* [DATA LISTING]
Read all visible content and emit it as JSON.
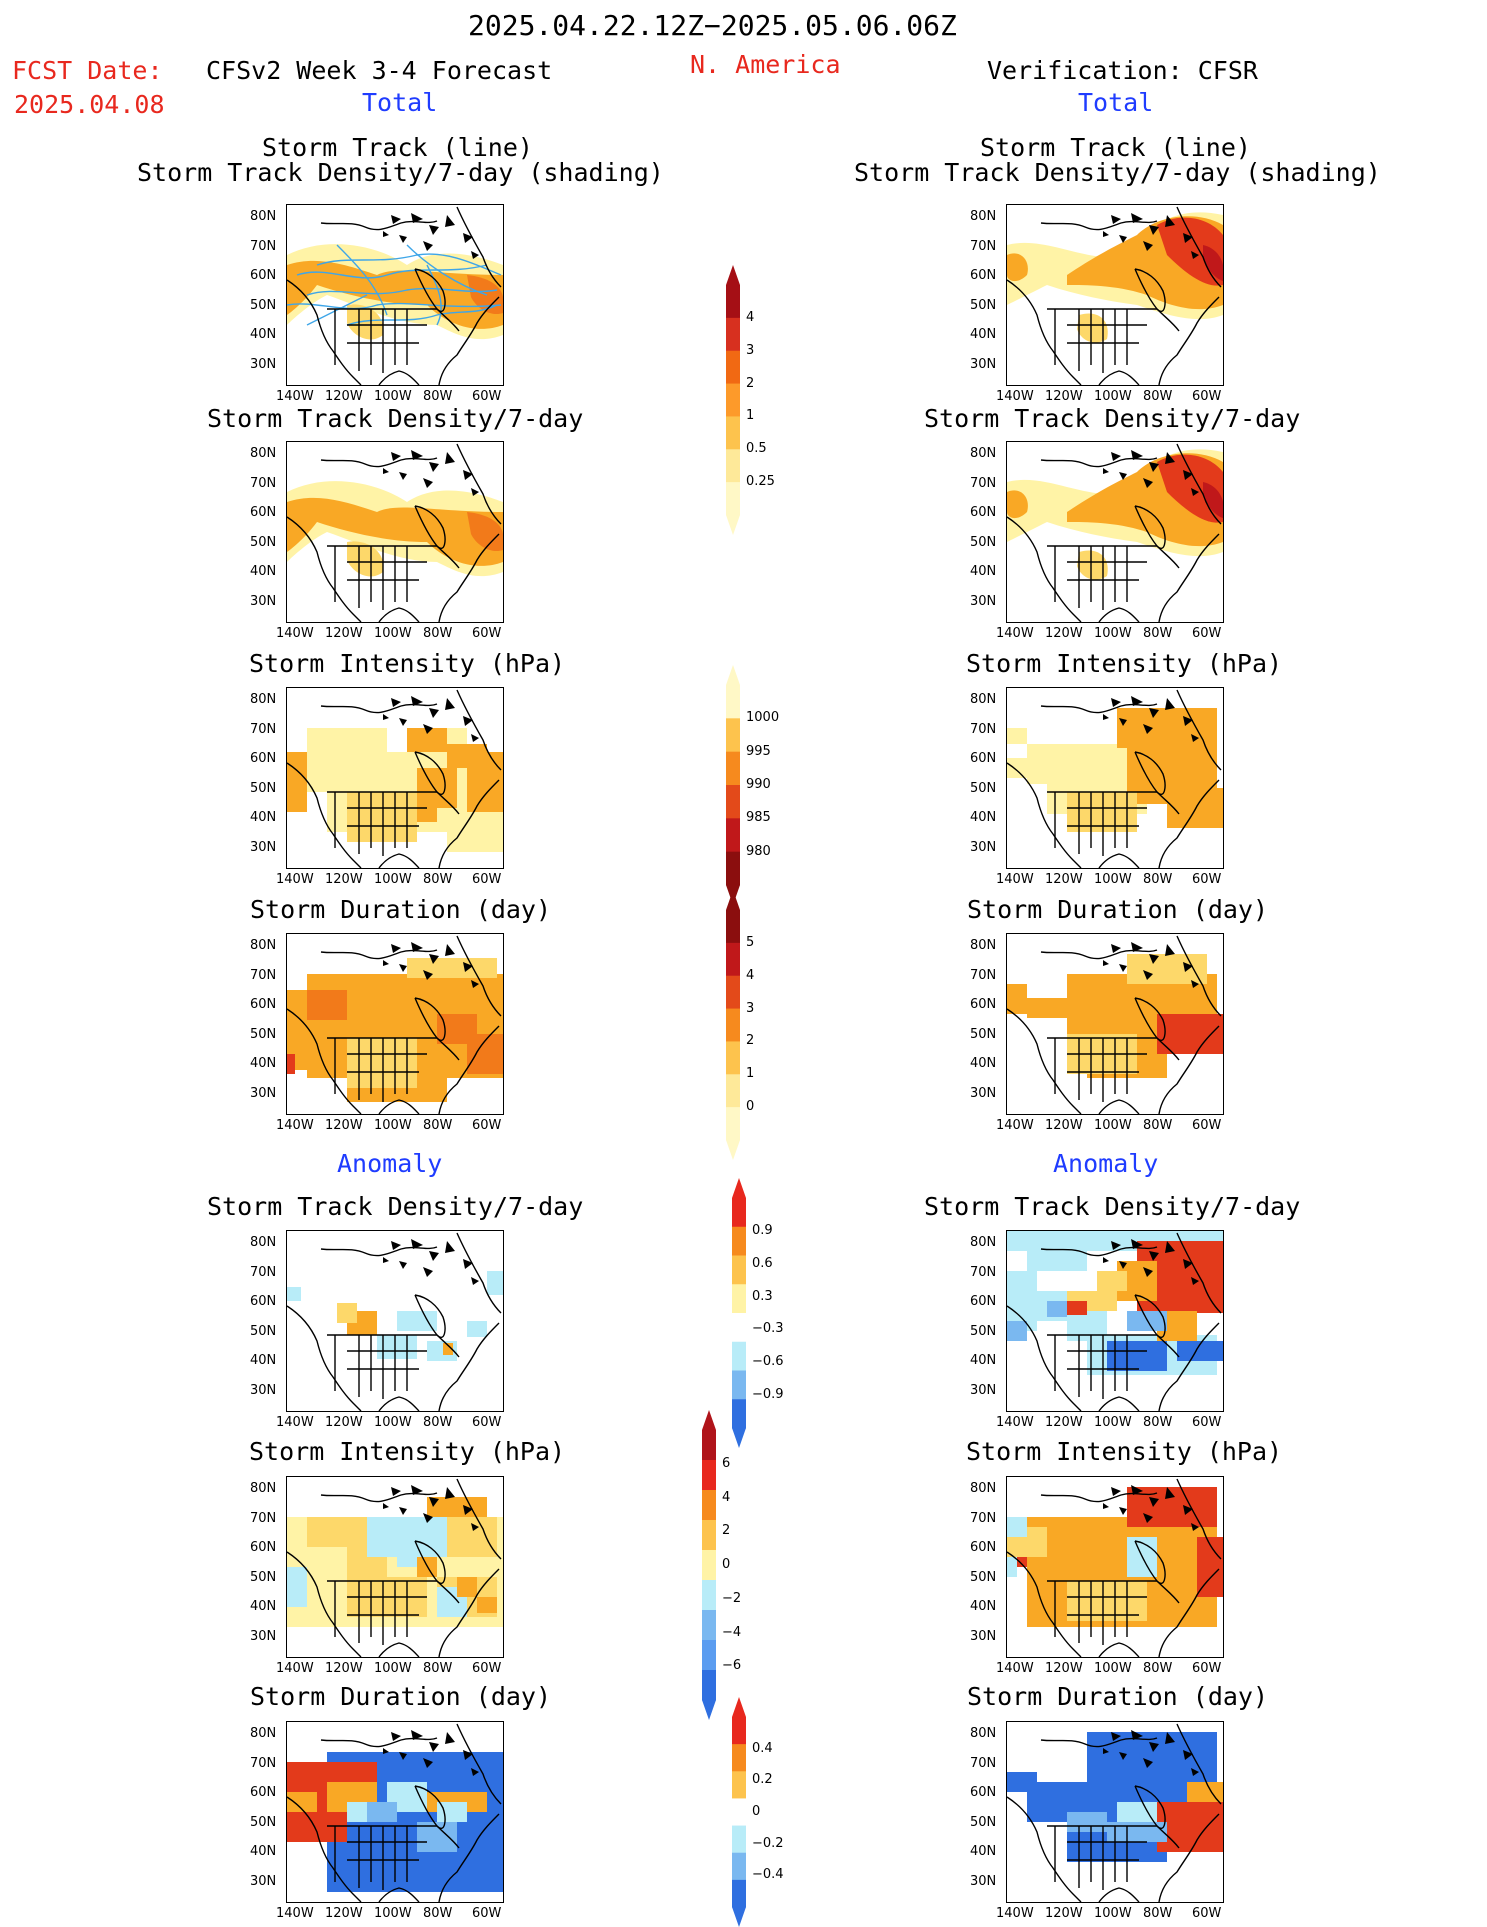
{
  "header": {
    "date_range": "2025.04.22.12Z−2025.05.06.06Z",
    "fcst_label": "FCST Date:",
    "fcst_date": "2025.04.08",
    "left_title": "CFSv2 Week 3-4 Forecast",
    "region": "N. America",
    "right_title": "Verification: CFSR"
  },
  "sections": {
    "total": "Total",
    "anomaly": "Anomaly"
  },
  "panel_titles": {
    "storm_track_line": "Storm Track (line)",
    "storm_track_shading": "Storm Track Density/7-day (shading)",
    "density": "Storm Track Density/7-day",
    "intensity": "Storm Intensity (hPa)",
    "duration": "Storm Duration (day)"
  },
  "axes": {
    "lat_labels": [
      "80N",
      "70N",
      "60N",
      "50N",
      "40N",
      "30N"
    ],
    "lon_labels": [
      "140W",
      "120W",
      "100W",
      "80W",
      "60W"
    ]
  },
  "colorbars": {
    "density_total": {
      "labels": [
        "4",
        "3",
        "2",
        "1",
        "0.5",
        "0.25"
      ],
      "colors": [
        "#a50f15",
        "#d7301f",
        "#f16913",
        "#fd9a2a",
        "#fdc34d",
        "#fee999",
        "#fff8c6"
      ]
    },
    "intensity_total": {
      "labels": [
        "1000",
        "995",
        "990",
        "985",
        "980"
      ],
      "colors": [
        "#fff8c6",
        "#fdc34d",
        "#f68a1e",
        "#e34a1a",
        "#c0181a",
        "#8b0e0e"
      ]
    },
    "duration_total": {
      "labels": [
        "5",
        "4",
        "3",
        "2",
        "1",
        "0"
      ],
      "colors": [
        "#8b0e0e",
        "#c0181a",
        "#e34a1a",
        "#f68a1e",
        "#fdc34d",
        "#fee999",
        "#fff8c6"
      ]
    },
    "density_anom": {
      "labels": [
        "0.9",
        "0.6",
        "0.3",
        "−0.3",
        "−0.6",
        "−0.9"
      ],
      "colors": [
        "#e8281e",
        "#f68a1e",
        "#fdc34d",
        "#fff3a6",
        "#ffffff",
        "#b8ecf8",
        "#7ab8f0",
        "#2f6fe0"
      ]
    },
    "intensity_anom": {
      "labels": [
        "6",
        "4",
        "2",
        "0",
        "−2",
        "−4",
        "−6"
      ],
      "colors": [
        "#b0141a",
        "#e8281e",
        "#f68a1e",
        "#fdc34d",
        "#fff3a6",
        "#b8ecf8",
        "#7ab8f0",
        "#5a9cf0",
        "#2f6fe0"
      ]
    },
    "duration_anom": {
      "labels": [
        "0.4",
        "0.2",
        "0",
        "−0.2",
        "−0.4"
      ],
      "colors": [
        "#e8281e",
        "#f68a1e",
        "#fdc34d",
        "#ffffff",
        "#b8ecf8",
        "#7ab8f0",
        "#2f6fe0"
      ]
    }
  },
  "palette": {
    "pale": "#fff3a6",
    "yellow": "#fdd86a",
    "orange": "#f9a825",
    "dorange": "#f27a1a",
    "red": "#e33a1b",
    "dred": "#c0181a",
    "cyan": "#b8ecf8",
    "lblue": "#7ab8f0",
    "blue": "#2f6fe0",
    "track": "#3fa6e8"
  }
}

* [WRITTEN TASK] Without the pictures, retype the whole of the material above exactly.

* [ANSWER TO THE PROBLEM]
Read all visible content and emit it as JSON.
{
  "header": {
    "date_range": "2025.04.22.12Z−2025.05.06.06Z",
    "fcst_label": "FCST Date:",
    "fcst_date": "2025.04.08",
    "left_title": "CFSv2 Week 3-4 Forecast",
    "region": "N. America",
    "right_title": "Verification: CFSR"
  },
  "sections": {
    "total": "Total",
    "anomaly": "Anomaly"
  },
  "panel_titles": {
    "storm_track_line": "Storm Track (line)",
    "storm_track_shading": "Storm Track Density/7-day (shading)",
    "density": "Storm Track Density/7-day",
    "intensity": "Storm Intensity (hPa)",
    "duration": "Storm Duration (day)"
  },
  "axes": {
    "lat_labels": [
      "80N",
      "70N",
      "60N",
      "50N",
      "40N",
      "30N"
    ],
    "lon_labels": [
      "140W",
      "120W",
      "100W",
      "80W",
      "60W"
    ]
  },
  "colorbars": {
    "density_total": {
      "labels": [
        "4",
        "3",
        "2",
        "1",
        "0.5",
        "0.25"
      ],
      "colors": [
        "#a50f15",
        "#d7301f",
        "#f16913",
        "#fd9a2a",
        "#fdc34d",
        "#fee999",
        "#fff8c6"
      ]
    },
    "intensity_total": {
      "labels": [
        "1000",
        "995",
        "990",
        "985",
        "980"
      ],
      "colors": [
        "#fff8c6",
        "#fdc34d",
        "#f68a1e",
        "#e34a1a",
        "#c0181a",
        "#8b0e0e"
      ]
    },
    "duration_total": {
      "labels": [
        "5",
        "4",
        "3",
        "2",
        "1",
        "0"
      ],
      "colors": [
        "#8b0e0e",
        "#c0181a",
        "#e34a1a",
        "#f68a1e",
        "#fdc34d",
        "#fee999",
        "#fff8c6"
      ]
    },
    "density_anom": {
      "labels": [
        "0.9",
        "0.6",
        "0.3",
        "−0.3",
        "−0.6",
        "−0.9"
      ],
      "colors": [
        "#e8281e",
        "#f68a1e",
        "#fdc34d",
        "#fff3a6",
        "#ffffff",
        "#b8ecf8",
        "#7ab8f0",
        "#2f6fe0"
      ]
    },
    "intensity_anom": {
      "labels": [
        "6",
        "4",
        "2",
        "0",
        "−2",
        "−4",
        "−6"
      ],
      "colors": [
        "#b0141a",
        "#e8281e",
        "#f68a1e",
        "#fdc34d",
        "#fff3a6",
        "#b8ecf8",
        "#7ab8f0",
        "#5a9cf0",
        "#2f6fe0"
      ]
    },
    "duration_anom": {
      "labels": [
        "0.4",
        "0.2",
        "0",
        "−0.2",
        "−0.4"
      ],
      "colors": [
        "#e8281e",
        "#f68a1e",
        "#fdc34d",
        "#ffffff",
        "#b8ecf8",
        "#7ab8f0",
        "#2f6fe0"
      ]
    }
  },
  "palette": {
    "pale": "#fff3a6",
    "yellow": "#fdd86a",
    "orange": "#f9a825",
    "dorange": "#f27a1a",
    "red": "#e33a1b",
    "dred": "#c0181a",
    "cyan": "#b8ecf8",
    "lblue": "#7ab8f0",
    "blue": "#2f6fe0",
    "track": "#3fa6e8"
  }
}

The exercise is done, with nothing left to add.